Available records:
## Begin

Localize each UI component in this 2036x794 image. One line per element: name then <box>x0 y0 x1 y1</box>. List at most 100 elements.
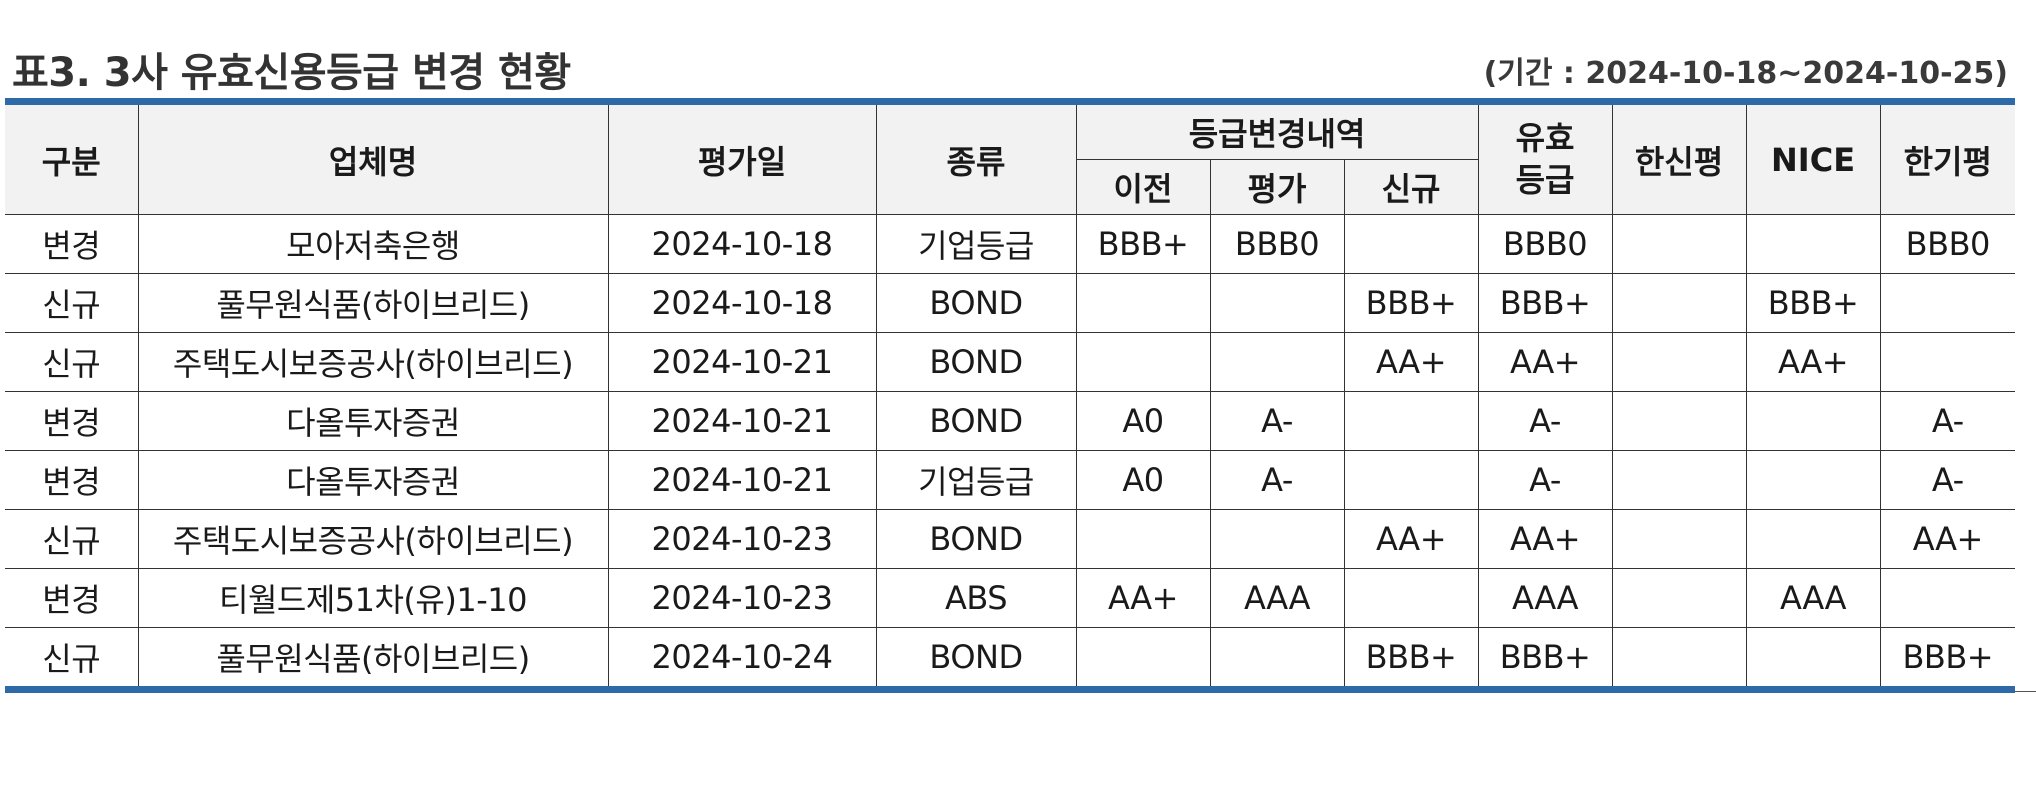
cell-prev <box>1075 509 1211 569</box>
table-row: 신규 주택도시보증공사(하이브리드) 2024-10-21 BOND AA+ AA+ AA+ <box>5 332 2016 392</box>
cell-prev: BBB+ <box>1075 214 1211 274</box>
cell-eval: A- <box>1209 391 1345 451</box>
cell-date: 2024-10-21 <box>607 450 877 510</box>
header-hangi: 한기평 <box>1879 101 2016 215</box>
header-nice: NICE <box>1745 101 1881 215</box>
cell-date: 2024-10-18 <box>607 273 877 333</box>
cell-nice: BBB+ <box>1745 273 1881 333</box>
header-change-history: 등급변경내역 <box>1075 101 1479 160</box>
cell-eval <box>1209 509 1345 569</box>
cell-prev <box>1075 627 1211 690</box>
cell-hangi <box>1879 332 2016 392</box>
cell-prev <box>1075 332 1211 392</box>
cell-hanshin <box>1611 214 1747 274</box>
period-label: (기간 : 2024-10-18~2024-10-25) <box>1483 56 2008 91</box>
cell-hangi <box>1879 568 2016 628</box>
cell-category: 신규 <box>5 509 139 569</box>
cell-date: 2024-10-18 <box>607 214 877 274</box>
cell-company: 주택도시보증공사(하이브리드) <box>137 509 609 569</box>
header-new: 신규 <box>1343 159 1479 215</box>
cell-new: AA+ <box>1343 509 1479 569</box>
cell-new <box>1343 391 1479 451</box>
cell-prev: A0 <box>1075 391 1211 451</box>
cell-nice: AA+ <box>1745 332 1881 392</box>
cell-date: 2024-10-24 <box>607 627 877 690</box>
header-prev: 이전 <box>1076 159 1211 215</box>
cell-category: 변경 <box>5 391 139 451</box>
cell-company: 모아저축은행 <box>137 214 609 274</box>
cell-category: 변경 <box>5 450 139 510</box>
header-effective-grade: 유효 등급 <box>1477 101 1613 215</box>
cell-hanshin <box>1611 391 1747 451</box>
table-row: 변경 모아저축은행 2024-10-18 기업등급 BBB+ BBB0 BBB0 BBB0 <box>5 214 2016 274</box>
header-category: 구분 <box>5 101 139 215</box>
cell-eval: A- <box>1209 450 1345 510</box>
cell-hangi: BBB+ <box>1879 627 2016 690</box>
cell-hanshin <box>1611 568 1747 628</box>
cell-eval <box>1209 627 1345 690</box>
cell-nice: AAA <box>1745 568 1881 628</box>
cell-new: BBB+ <box>1343 273 1479 333</box>
page-title: 표3. 3사 유효신용등급 변경 현황 <box>12 50 571 96</box>
cell-category: 신규 <box>5 332 139 392</box>
cell-nice <box>1745 627 1881 690</box>
cell-company: 풀무원식품(하이브리드) <box>137 273 609 333</box>
cell-hanshin <box>1611 450 1747 510</box>
cell-type: BOND <box>875 391 1077 451</box>
cell-eval <box>1209 273 1345 333</box>
cell-prev: A0 <box>1075 450 1211 510</box>
cell-type: BOND <box>875 627 1077 690</box>
cell-category: 신규 <box>5 627 139 690</box>
cell-hanshin <box>1611 627 1747 690</box>
table-row: 신규 풀무원식품(하이브리드) 2024-10-24 BOND BBB+ BBB+ BBB+ <box>5 627 2016 690</box>
cell-effective: AA+ <box>1477 332 1613 392</box>
cell-hangi: BBB0 <box>1879 214 2016 274</box>
cell-company: 티월드제51차(유)1-10 <box>137 568 609 628</box>
rating-change-table: 구분 업체명 평가일 종류 등급변경내역 유효 등급 한신평 NICE 한기평 … <box>5 98 2016 693</box>
cell-hangi: AA+ <box>1879 509 2016 569</box>
cell-hanshin <box>1611 332 1747 392</box>
cell-date: 2024-10-23 <box>607 509 877 569</box>
header-company: 업체명 <box>137 101 609 215</box>
cell-new: AA+ <box>1343 332 1479 392</box>
cell-effective: BBB+ <box>1477 273 1613 333</box>
cell-company: 주택도시보증공사(하이브리드) <box>137 332 609 392</box>
table-row: 신규 주택도시보증공사(하이브리드) 2024-10-23 BOND AA+ AA+ AA+ <box>5 509 2016 569</box>
table-row: 변경 티월드제51차(유)1-10 2024-10-23 ABS AA+ AAA AAA AA… <box>5 568 2016 628</box>
cell-type: ABS <box>875 568 1077 628</box>
cell-new: BBB+ <box>1343 627 1479 690</box>
cell-eval: AAA <box>1209 568 1345 628</box>
header-hanshin: 한신평 <box>1611 101 1747 215</box>
cell-new <box>1343 450 1479 510</box>
table-row: 신규 풀무원식품(하이브리드) 2024-10-18 BOND BBB+ BBB+ BBB+ <box>5 273 2016 333</box>
cell-type: 기업등급 <box>875 450 1077 510</box>
cell-nice <box>1745 509 1881 569</box>
header-eval-date: 평가일 <box>607 101 877 215</box>
cell-category: 변경 <box>5 214 139 274</box>
cell-date: 2024-10-21 <box>607 332 877 392</box>
table-row: 변경 다올투자증권 2024-10-21 기업등급 A0 A- A- A- <box>5 450 2016 510</box>
cell-new <box>1343 214 1479 274</box>
cell-category: 신규 <box>5 273 139 333</box>
cell-hangi: A- <box>1879 391 2016 451</box>
cell-hanshin <box>1611 273 1747 333</box>
table-row: 변경 다올투자증권 2024-10-21 BOND A0 A- A- A- <box>5 391 2016 451</box>
cell-type: BOND <box>875 273 1077 333</box>
cell-date: 2024-10-23 <box>607 568 877 628</box>
cell-type: 기업등급 <box>875 214 1077 274</box>
cell-category: 변경 <box>5 568 139 628</box>
cell-prev <box>1075 273 1211 333</box>
cell-eval: BBB0 <box>1209 214 1345 274</box>
header-eval: 평가 <box>1209 159 1345 215</box>
cell-effective: A- <box>1477 450 1613 510</box>
cell-prev: AA+ <box>1075 568 1211 628</box>
cell-effective: A- <box>1477 391 1613 451</box>
cell-effective: AA+ <box>1477 509 1613 569</box>
cell-company: 풀무원식품(하이브리드) <box>137 627 609 690</box>
cell-nice <box>1745 391 1881 451</box>
cell-hangi <box>1879 273 2016 333</box>
cell-hangi: A- <box>1879 450 2016 510</box>
cell-eval <box>1209 332 1345 392</box>
cell-effective: AAA <box>1477 568 1613 628</box>
cell-company: 다올투자증권 <box>137 450 609 510</box>
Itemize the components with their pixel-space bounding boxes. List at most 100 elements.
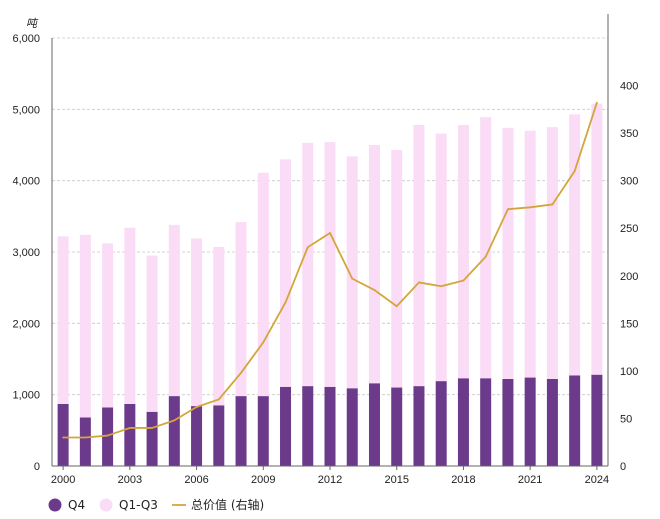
bar-q4: [413, 386, 425, 466]
total-value-point: [217, 398, 220, 401]
bar-q1-q3: [391, 149, 403, 388]
right-y-tick-label: 150: [620, 318, 638, 330]
bar-q1-q3: [191, 238, 203, 407]
bar-q4: [391, 387, 403, 466]
bar-q4: [213, 405, 225, 466]
x-tick-label: 2009: [251, 474, 275, 486]
total-value-point: [240, 371, 242, 374]
total-value-point: [418, 281, 420, 284]
bar-q1-q3: [257, 172, 269, 397]
bar-q1-q3: [524, 130, 536, 378]
right-y-tick-label: 250: [620, 223, 638, 235]
total-value-point: [306, 246, 309, 249]
legend-label-q4: Q4: [68, 498, 85, 512]
bar-q1-q3: [502, 127, 514, 379]
bar-q1-q3: [435, 133, 447, 382]
right-y-tick-label: 300: [620, 176, 638, 188]
bar-q1-q3: [346, 156, 358, 389]
bar-q4: [457, 378, 469, 466]
bar-q4: [235, 396, 247, 466]
x-tick-label: 2006: [184, 474, 208, 486]
bar-q4: [280, 386, 292, 466]
bar-q1-q3: [57, 236, 69, 404]
total-value-point: [551, 203, 554, 206]
bar-q4: [168, 396, 180, 466]
bar-q1-q3: [146, 255, 158, 412]
left-y-tick-label: 3,000: [12, 247, 40, 259]
x-tick-label: 2000: [51, 474, 75, 486]
total-value-point: [462, 279, 465, 282]
left-y-tick-label: 0: [34, 461, 40, 473]
bar-q4: [146, 411, 158, 466]
bar-q1-q3: [591, 103, 603, 375]
bar-q1-q3: [413, 125, 425, 387]
left-axis-unit: 吨: [26, 17, 39, 30]
right-y-tick-label: 200: [620, 271, 638, 283]
bar-q4: [368, 383, 380, 466]
bars: [57, 103, 603, 466]
right-y-tick-label: 400: [620, 81, 638, 93]
total-value-point: [151, 427, 153, 429]
legend-label-total-value: 总价值 (右轴): [191, 497, 264, 512]
total-value-point: [484, 255, 487, 258]
legend-swatch-q4: [48, 498, 62, 512]
bar-q4: [124, 403, 136, 466]
bar-q1-q3: [324, 142, 336, 387]
x-tick-label: 2018: [451, 474, 475, 486]
left-y-tick-label: 2,000: [12, 318, 40, 330]
total-value-point: [128, 427, 131, 429]
total-value-point: [595, 101, 598, 104]
bar-q1-q3: [368, 145, 380, 384]
x-tick-label: 2024: [585, 474, 609, 486]
total-value-point: [351, 277, 354, 280]
x-tick-label: 2015: [384, 474, 408, 486]
right-y-tick-label: 50: [620, 413, 632, 425]
bar-q1-q3: [280, 159, 292, 387]
total-value-point: [529, 206, 532, 209]
total-value-point: [440, 285, 443, 288]
bar-q4: [79, 417, 91, 466]
bar-q1-q3: [457, 125, 469, 379]
bar-q4: [591, 374, 603, 466]
total-value-point: [329, 232, 331, 234]
bar-q4: [346, 388, 358, 466]
bar-q4: [546, 378, 558, 466]
bar-q1-q3: [79, 234, 91, 418]
left-y-tick-label: 5,000: [12, 104, 40, 116]
total-value-point: [573, 170, 576, 173]
right-y-tick-label: 350: [620, 128, 638, 140]
total-value-point: [507, 208, 509, 211]
left-y-tick-label: 1,000: [12, 390, 40, 402]
total-value-point: [284, 301, 287, 304]
bar-q1-q3: [480, 117, 492, 379]
x-tick-label: 2021: [518, 474, 542, 486]
legend: Q4 Q1-Q3 总价值 (右轴): [48, 497, 264, 512]
legend-swatch-q1-q3: [99, 498, 113, 512]
right-y-tick-label: 100: [620, 366, 638, 378]
bar-q4: [480, 378, 492, 466]
bar-q1-q3: [213, 247, 225, 406]
total-value-point: [395, 305, 398, 308]
total-value-point: [106, 434, 109, 437]
total-value-point: [84, 436, 87, 439]
total-value-point: [262, 341, 265, 344]
bar-q4: [191, 406, 203, 466]
total-value-point: [373, 289, 376, 291]
value-line: [62, 101, 598, 439]
left-y-tick-label: 4,000: [12, 176, 40, 188]
total-value-point: [195, 406, 198, 408]
bar-q4: [502, 378, 514, 466]
bar-q4: [257, 396, 269, 466]
bar-q4: [324, 386, 336, 466]
bar-q1-q3: [168, 224, 180, 397]
total-value-point: [173, 419, 176, 422]
bar-q4: [302, 386, 314, 466]
axes: 0 1,000 2,000 3,000 4,000 5,000 6,000 0 50 100 150…: [12, 14, 638, 486]
bar-q4: [569, 375, 581, 466]
x-tick-label: 2012: [318, 474, 342, 486]
bar-q4: [57, 403, 69, 466]
bar-q4: [524, 377, 536, 466]
bar-q4: [435, 381, 447, 466]
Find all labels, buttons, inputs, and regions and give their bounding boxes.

## End

Set problem: Reproduce the records verbatim, from the line with "bar-q4: [413, 386, 425, 466]" through the line with "left-y-tick-label: 0: [34, 461, 40, 473]", including both of those lines.

Problem solution:
bar-q4: [413, 386, 425, 466]
total-value-point: [217, 398, 220, 401]
bar-q1-q3: [391, 149, 403, 388]
right-y-tick-label: 150: [620, 318, 638, 330]
bar-q1-q3: [191, 238, 203, 407]
bar-q4: [391, 387, 403, 466]
bar-q4: [213, 405, 225, 466]
x-tick-label: 2009: [251, 474, 275, 486]
total-value-point: [240, 371, 242, 374]
total-value-point: [418, 281, 420, 284]
bar-q1-q3: [257, 172, 269, 397]
bar-q1-q3: [524, 130, 536, 378]
right-y-tick-label: 250: [620, 223, 638, 235]
total-value-point: [306, 246, 309, 249]
legend-label-q4: Q4: [68, 498, 85, 512]
bar-q1-q3: [502, 127, 514, 379]
bar-q1-q3: [435, 133, 447, 382]
right-y-tick-label: 300: [620, 176, 638, 188]
bar-q1-q3: [346, 156, 358, 389]
bar-q4: [457, 378, 469, 466]
bar-q4: [235, 396, 247, 466]
x-tick-label: 2006: [184, 474, 208, 486]
bar-q4: [280, 386, 292, 466]
bar-q1-q3: [57, 236, 69, 404]
total-value-point: [551, 203, 554, 206]
bar-q4: [168, 396, 180, 466]
bar-q1-q3: [146, 255, 158, 412]
left-y-tick-label: 3,000: [12, 247, 40, 259]
x-tick-label: 2000: [51, 474, 75, 486]
total-value-point: [462, 279, 465, 282]
left-y-tick-label: 0: [34, 461, 40, 473]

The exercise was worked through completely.